■ Work to complete
Provide the count of lines that hold "Parse" and no other output.

■ Data in this exercise
+--

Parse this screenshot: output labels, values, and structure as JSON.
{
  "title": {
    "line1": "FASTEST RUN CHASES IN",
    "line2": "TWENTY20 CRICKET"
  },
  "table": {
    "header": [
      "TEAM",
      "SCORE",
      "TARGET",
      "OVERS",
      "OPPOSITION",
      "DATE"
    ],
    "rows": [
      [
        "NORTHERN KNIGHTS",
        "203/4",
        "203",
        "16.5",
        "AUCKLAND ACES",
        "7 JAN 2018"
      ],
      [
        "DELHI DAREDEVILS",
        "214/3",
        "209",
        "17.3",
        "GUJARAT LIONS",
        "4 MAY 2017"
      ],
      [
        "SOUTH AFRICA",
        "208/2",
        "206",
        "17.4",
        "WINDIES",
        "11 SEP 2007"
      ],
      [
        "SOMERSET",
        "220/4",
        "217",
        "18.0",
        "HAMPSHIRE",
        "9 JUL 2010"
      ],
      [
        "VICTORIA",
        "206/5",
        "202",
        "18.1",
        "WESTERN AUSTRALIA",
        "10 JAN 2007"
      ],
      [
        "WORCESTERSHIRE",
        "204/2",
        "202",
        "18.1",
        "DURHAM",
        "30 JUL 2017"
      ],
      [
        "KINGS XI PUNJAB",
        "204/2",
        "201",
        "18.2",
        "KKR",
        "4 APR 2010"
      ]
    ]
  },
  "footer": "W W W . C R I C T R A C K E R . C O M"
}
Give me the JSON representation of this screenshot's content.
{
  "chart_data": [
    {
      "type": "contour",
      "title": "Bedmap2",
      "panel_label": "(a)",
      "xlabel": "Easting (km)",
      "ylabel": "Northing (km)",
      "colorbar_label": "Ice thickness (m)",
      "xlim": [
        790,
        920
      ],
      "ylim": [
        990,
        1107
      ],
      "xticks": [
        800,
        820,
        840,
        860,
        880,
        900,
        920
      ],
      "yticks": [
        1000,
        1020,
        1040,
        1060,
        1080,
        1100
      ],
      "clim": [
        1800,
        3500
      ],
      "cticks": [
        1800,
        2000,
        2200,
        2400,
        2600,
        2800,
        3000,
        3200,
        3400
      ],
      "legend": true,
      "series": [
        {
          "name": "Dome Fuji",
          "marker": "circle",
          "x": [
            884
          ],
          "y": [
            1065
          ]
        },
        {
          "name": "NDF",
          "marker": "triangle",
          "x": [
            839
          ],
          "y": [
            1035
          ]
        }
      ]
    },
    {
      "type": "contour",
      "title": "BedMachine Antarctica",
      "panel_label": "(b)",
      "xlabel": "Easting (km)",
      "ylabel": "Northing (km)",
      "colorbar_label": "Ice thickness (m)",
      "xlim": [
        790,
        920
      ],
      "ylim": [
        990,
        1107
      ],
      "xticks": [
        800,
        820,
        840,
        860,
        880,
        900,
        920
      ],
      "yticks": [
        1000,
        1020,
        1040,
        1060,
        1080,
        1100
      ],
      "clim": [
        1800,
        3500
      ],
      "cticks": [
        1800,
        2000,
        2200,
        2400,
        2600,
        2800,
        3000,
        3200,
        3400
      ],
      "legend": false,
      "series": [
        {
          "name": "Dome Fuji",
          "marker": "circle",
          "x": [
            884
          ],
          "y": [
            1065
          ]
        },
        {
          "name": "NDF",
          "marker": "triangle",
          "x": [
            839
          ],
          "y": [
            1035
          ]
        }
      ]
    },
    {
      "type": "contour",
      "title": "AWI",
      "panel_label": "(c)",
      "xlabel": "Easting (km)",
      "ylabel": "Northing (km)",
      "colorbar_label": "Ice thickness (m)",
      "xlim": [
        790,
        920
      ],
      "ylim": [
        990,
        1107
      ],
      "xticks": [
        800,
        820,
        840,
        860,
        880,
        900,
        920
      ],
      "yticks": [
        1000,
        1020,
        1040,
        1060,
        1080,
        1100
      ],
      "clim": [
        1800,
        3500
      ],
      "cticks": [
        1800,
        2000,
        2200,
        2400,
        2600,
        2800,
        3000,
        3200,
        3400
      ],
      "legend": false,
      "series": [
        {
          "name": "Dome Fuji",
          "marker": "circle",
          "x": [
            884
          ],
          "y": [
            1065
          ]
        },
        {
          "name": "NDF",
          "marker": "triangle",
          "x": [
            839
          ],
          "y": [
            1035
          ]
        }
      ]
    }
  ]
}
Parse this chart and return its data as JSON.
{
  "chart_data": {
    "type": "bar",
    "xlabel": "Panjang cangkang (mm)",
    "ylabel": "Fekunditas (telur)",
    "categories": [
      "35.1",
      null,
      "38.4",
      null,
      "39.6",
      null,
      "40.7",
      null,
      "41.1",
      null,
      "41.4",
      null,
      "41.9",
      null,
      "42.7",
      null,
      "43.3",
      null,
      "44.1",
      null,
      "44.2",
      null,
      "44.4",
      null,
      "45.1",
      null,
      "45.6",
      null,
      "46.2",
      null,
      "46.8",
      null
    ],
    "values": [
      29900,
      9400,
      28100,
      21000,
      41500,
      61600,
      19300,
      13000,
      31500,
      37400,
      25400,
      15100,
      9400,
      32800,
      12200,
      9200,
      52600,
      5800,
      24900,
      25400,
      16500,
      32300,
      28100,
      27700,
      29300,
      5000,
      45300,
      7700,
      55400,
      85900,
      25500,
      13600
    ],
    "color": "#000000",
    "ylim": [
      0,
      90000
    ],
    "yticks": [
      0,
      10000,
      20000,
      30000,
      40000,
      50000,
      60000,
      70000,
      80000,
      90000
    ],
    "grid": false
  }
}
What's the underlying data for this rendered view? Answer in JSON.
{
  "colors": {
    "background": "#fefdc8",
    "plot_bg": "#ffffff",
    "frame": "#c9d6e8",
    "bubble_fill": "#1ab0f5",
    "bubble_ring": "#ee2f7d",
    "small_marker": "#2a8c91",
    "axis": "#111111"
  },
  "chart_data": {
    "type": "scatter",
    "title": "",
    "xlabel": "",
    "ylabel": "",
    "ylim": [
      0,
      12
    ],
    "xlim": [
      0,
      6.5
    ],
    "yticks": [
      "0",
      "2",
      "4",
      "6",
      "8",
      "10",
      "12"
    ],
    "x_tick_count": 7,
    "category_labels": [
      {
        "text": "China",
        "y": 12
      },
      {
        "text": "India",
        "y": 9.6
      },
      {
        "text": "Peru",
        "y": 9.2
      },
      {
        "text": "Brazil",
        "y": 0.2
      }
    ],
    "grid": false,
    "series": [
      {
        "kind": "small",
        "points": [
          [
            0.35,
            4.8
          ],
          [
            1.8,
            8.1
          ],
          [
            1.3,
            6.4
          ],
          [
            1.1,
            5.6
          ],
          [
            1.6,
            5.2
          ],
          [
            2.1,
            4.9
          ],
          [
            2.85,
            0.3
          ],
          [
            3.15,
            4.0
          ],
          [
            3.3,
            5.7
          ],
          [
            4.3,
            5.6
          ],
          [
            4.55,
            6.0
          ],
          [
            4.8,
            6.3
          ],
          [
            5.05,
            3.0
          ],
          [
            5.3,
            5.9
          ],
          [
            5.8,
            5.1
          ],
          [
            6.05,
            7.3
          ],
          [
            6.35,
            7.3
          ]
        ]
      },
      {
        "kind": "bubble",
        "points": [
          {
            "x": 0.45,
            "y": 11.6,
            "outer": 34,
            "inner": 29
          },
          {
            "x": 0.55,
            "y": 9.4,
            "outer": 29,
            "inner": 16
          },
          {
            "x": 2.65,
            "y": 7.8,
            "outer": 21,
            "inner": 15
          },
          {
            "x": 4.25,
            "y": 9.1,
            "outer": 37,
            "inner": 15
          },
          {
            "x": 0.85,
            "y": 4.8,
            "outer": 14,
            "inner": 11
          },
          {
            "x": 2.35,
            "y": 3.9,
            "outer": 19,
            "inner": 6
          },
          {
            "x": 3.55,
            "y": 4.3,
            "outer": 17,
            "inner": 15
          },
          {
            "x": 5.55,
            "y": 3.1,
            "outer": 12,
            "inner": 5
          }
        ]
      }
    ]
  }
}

+--

■ Correct answer
2